» Aim of the exercise: Search the listing below for "Logic". Copy each matching line.

» Listing:

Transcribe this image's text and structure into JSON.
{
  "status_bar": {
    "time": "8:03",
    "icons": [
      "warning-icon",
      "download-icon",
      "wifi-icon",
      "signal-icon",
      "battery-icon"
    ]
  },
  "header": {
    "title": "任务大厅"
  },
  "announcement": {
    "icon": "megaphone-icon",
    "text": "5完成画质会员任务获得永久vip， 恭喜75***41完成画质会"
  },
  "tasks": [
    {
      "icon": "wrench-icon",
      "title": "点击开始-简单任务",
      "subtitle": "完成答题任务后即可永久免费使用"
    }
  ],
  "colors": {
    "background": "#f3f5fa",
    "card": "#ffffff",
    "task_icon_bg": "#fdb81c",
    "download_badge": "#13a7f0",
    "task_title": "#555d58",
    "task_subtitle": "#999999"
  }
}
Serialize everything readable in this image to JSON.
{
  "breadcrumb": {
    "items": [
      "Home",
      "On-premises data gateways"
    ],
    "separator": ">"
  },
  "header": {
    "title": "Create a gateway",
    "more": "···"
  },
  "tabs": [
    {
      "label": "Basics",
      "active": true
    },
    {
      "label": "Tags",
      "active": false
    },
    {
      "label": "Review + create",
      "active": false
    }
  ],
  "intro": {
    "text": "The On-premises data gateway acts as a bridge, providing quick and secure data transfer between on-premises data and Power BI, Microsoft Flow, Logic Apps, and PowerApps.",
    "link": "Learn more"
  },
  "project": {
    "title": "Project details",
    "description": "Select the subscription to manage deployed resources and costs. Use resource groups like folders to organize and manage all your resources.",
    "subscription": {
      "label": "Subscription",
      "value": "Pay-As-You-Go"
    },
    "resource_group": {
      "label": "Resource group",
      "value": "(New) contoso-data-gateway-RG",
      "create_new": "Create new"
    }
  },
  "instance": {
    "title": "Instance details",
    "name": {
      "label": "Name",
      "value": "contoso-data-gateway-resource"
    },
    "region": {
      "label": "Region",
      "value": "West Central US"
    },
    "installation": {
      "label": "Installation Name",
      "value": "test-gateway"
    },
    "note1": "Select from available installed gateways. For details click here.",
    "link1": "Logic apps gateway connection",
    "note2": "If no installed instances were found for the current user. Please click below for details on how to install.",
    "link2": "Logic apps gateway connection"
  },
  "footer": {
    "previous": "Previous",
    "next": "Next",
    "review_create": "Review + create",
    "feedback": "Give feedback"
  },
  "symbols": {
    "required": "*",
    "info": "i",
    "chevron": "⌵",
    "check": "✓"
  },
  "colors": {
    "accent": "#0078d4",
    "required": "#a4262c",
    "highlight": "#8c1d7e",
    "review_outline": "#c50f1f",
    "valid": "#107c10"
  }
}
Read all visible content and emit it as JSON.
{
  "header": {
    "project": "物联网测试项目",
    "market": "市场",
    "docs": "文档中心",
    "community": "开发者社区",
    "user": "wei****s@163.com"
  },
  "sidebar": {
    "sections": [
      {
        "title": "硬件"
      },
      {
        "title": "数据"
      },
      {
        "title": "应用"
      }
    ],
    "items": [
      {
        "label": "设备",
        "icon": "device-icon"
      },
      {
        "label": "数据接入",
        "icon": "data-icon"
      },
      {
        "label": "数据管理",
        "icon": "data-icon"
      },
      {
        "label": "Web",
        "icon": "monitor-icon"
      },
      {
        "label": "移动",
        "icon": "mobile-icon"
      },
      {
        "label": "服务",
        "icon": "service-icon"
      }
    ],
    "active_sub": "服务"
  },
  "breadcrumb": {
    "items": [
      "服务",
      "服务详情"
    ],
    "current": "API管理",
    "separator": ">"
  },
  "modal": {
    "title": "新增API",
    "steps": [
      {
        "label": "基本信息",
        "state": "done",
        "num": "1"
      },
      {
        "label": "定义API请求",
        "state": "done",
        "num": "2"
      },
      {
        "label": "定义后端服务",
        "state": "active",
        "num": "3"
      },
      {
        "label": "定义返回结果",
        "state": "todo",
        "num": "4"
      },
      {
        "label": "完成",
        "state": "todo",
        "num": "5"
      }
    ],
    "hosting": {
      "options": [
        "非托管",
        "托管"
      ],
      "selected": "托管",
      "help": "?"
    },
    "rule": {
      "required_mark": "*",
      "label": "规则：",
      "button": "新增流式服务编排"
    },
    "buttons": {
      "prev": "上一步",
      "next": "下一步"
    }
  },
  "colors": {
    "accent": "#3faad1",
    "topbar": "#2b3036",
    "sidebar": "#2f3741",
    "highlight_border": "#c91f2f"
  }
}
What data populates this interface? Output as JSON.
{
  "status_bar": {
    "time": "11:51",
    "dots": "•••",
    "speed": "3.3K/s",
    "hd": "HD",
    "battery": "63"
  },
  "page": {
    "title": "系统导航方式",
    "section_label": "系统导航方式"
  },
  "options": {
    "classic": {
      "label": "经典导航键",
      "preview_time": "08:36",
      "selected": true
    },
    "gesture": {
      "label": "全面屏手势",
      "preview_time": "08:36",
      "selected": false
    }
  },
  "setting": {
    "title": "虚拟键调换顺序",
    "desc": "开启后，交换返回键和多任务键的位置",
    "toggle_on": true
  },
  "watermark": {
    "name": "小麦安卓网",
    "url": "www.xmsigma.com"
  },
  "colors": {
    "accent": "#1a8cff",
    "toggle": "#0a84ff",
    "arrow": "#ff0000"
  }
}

» Task solution:
    "text": "The On-premises data gateway acts as a bridge, providing quick and secure data transfer between on-premises data and Power BI, Microsoft Flow, Logic Apps, and PowerApps.",
    "link1": "Logic apps gateway connection",
    "link2": "Logic apps gateway connection"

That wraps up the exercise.